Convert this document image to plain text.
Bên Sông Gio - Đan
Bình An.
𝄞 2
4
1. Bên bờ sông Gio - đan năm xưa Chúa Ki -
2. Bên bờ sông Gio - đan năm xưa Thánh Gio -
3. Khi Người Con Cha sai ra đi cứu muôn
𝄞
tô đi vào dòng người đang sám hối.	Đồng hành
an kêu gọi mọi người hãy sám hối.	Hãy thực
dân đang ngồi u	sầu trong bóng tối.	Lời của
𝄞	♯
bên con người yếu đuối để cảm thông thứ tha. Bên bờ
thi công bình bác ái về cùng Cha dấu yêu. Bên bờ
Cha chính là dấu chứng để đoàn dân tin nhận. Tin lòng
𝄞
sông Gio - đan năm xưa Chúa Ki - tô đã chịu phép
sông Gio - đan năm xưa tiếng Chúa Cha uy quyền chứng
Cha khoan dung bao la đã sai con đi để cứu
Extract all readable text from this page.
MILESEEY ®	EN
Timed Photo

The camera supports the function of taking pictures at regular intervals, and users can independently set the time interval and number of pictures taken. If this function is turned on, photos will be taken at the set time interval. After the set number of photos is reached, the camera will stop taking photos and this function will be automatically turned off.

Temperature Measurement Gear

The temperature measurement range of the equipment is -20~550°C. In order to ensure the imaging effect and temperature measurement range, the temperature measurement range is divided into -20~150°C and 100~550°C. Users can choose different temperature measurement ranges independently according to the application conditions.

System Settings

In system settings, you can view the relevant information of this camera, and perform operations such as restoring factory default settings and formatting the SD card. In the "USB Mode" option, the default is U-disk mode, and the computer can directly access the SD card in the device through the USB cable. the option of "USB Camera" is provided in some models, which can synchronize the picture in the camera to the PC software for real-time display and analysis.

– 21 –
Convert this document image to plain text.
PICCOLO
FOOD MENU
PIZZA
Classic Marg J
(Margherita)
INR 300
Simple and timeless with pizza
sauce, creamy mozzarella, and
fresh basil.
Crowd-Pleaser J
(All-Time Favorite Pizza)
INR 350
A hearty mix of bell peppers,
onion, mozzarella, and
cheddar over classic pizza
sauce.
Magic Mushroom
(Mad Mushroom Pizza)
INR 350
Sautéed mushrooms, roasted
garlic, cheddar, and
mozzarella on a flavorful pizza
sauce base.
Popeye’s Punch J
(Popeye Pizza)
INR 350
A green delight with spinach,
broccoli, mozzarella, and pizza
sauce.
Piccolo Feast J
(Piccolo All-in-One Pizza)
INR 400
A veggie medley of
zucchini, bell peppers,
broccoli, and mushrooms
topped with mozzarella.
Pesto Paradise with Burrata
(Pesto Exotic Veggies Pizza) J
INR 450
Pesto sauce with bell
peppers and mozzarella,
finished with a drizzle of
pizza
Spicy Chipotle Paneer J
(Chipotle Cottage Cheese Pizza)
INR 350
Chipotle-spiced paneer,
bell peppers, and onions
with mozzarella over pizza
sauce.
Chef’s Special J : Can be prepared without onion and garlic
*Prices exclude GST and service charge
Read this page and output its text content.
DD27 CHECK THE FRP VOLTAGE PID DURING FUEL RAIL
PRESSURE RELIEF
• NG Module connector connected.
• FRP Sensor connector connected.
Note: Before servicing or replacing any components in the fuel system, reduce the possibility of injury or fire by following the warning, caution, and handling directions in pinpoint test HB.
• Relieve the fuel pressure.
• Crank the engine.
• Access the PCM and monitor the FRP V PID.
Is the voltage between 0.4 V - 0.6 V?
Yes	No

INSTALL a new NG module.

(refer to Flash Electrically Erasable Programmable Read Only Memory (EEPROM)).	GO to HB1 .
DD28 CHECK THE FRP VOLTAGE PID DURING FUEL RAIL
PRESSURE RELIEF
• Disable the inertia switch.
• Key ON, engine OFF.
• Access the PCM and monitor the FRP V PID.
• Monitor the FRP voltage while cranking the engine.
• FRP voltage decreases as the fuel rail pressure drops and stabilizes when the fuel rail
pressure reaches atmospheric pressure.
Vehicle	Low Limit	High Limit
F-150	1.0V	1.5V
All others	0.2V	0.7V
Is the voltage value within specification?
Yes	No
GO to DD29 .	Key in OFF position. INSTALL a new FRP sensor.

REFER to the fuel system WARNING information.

....................

Track down the lines that include the word "CHECK" and copy them.

DD27 CHECK THE FRP VOLTAGE PID DURING FUEL RAIL
DD28 CHECK THE FRP VOLTAGE PID DURING FUEL RAIL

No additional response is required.